WRITTEN EXERCISE: From the listing below, pull out all lines with "Postgrado" in them.

***

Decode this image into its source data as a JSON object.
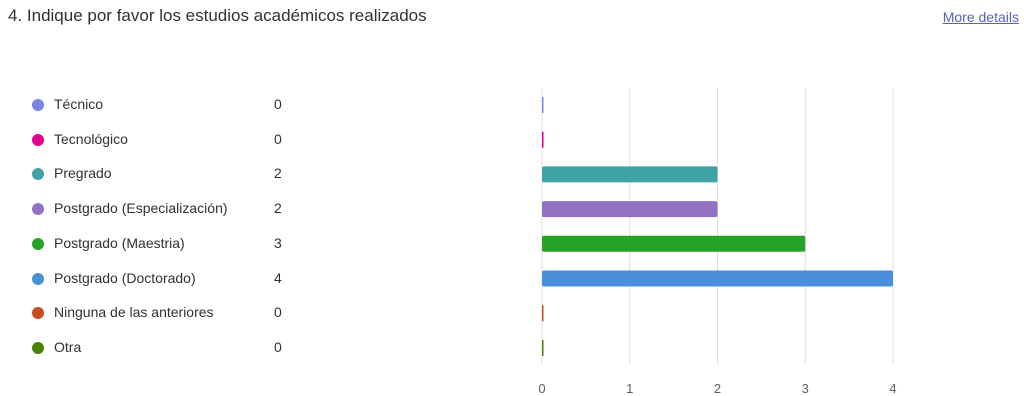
{
  "question": {
    "title": "4. Indique por favor los estudios académicos realizados",
    "more_details": "More details"
  },
  "chart_data": {
    "type": "bar",
    "orientation": "horizontal",
    "categories": [
      "Técnico",
      "Tecnológico",
      "Pregrado",
      "Postgrado (Especialización)",
      "Postgrado (Maestria)",
      "Postgrado (Doctorado)",
      "Ninguna de las anteriores",
      "Otra"
    ],
    "values": [
      0,
      0,
      2,
      2,
      3,
      4,
      0,
      0
    ],
    "colors": [
      "#7b83eb",
      "#e3008c",
      "#40a2a5",
      "#9272c5",
      "#26a326",
      "#4a90d9",
      "#c84c1e",
      "#498205"
    ],
    "xticks": [
      "0",
      "1",
      "2",
      "3",
      "4"
    ],
    "xlim": [
      0,
      4
    ],
    "grid": true,
    "legend": "left"
  }
}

***

THE RESULT:
      "Postgrado (Especialización)",
      "Postgrado (Maestria)",
      "Postgrado (Doctorado)",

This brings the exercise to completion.